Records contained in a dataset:
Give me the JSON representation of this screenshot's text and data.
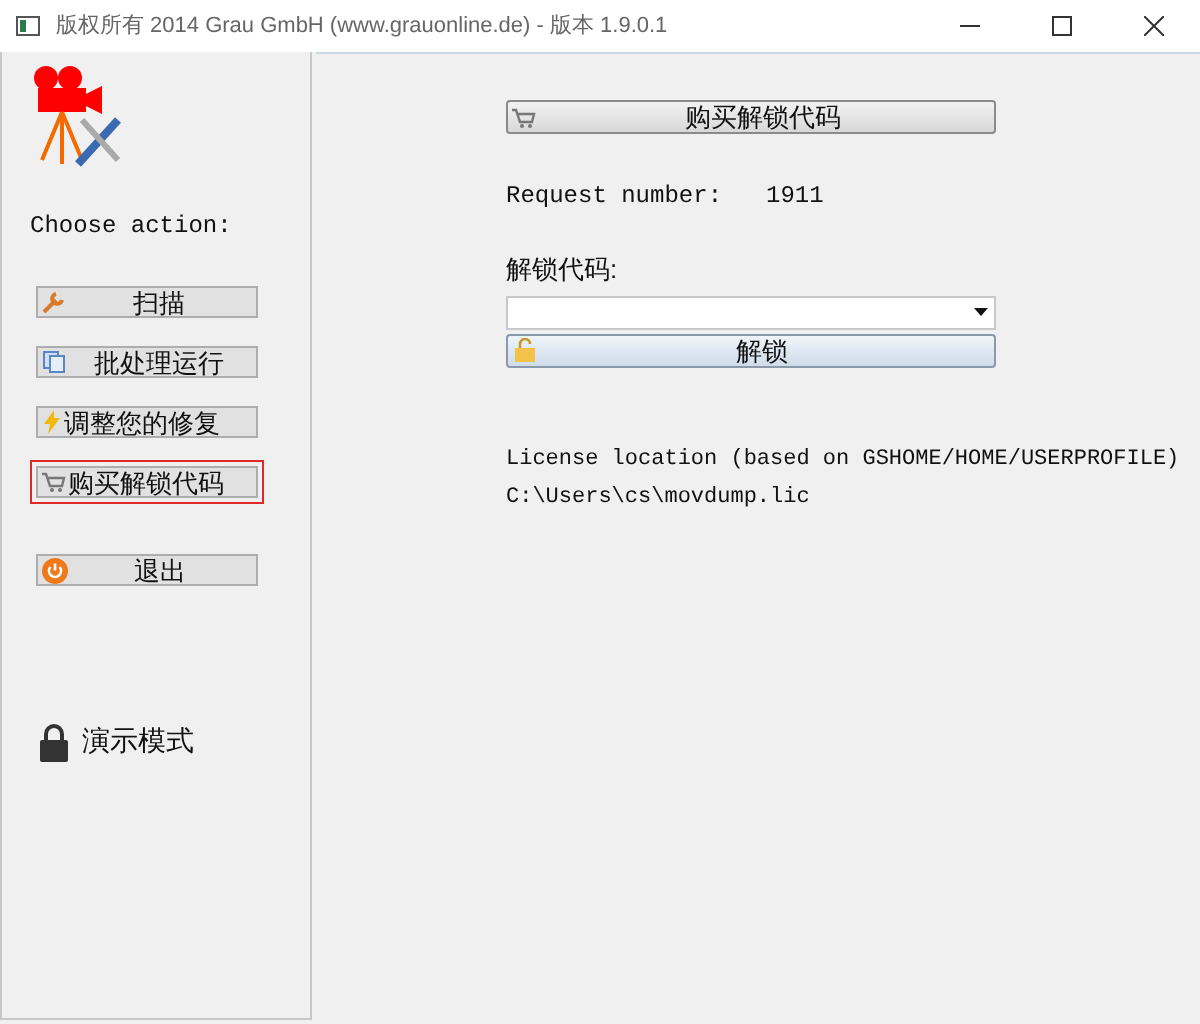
{
  "window": {
    "title": "版权所有 2014 Grau GmbH (www.grauonline.de) - 版本 1.9.0.1"
  },
  "sidebar": {
    "heading": "Choose action:",
    "actions": [
      {
        "label": "扫描",
        "kind": "scan",
        "selected": false
      },
      {
        "label": "批处理运行",
        "kind": "batch",
        "selected": false
      },
      {
        "label": "调整您的修复",
        "kind": "adjust",
        "selected": false
      },
      {
        "label": "购买解锁代码",
        "kind": "buy",
        "selected": true
      },
      {
        "label": "退出",
        "kind": "exit",
        "selected": false
      }
    ],
    "mode": "演示模式"
  },
  "main": {
    "buy_button": "购买解锁代码",
    "request_label": "Request number:",
    "request_number": "1911",
    "code_label": "解锁代码:",
    "unlock_button": "解锁",
    "license_label": "License location (based on GSHOME/HOME/USERPROFILE)",
    "license_path": "C:\\Users\\cs\\movdump.lic"
  }
}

→ **Aim**:
Filter the data, keeping only the lines that contain "kind".

→ **Solution to the exercise**:
        "kind": "scan",
        "kind": "batch",
        "kind": "adjust",
        "kind": "buy",
        "kind": "exit",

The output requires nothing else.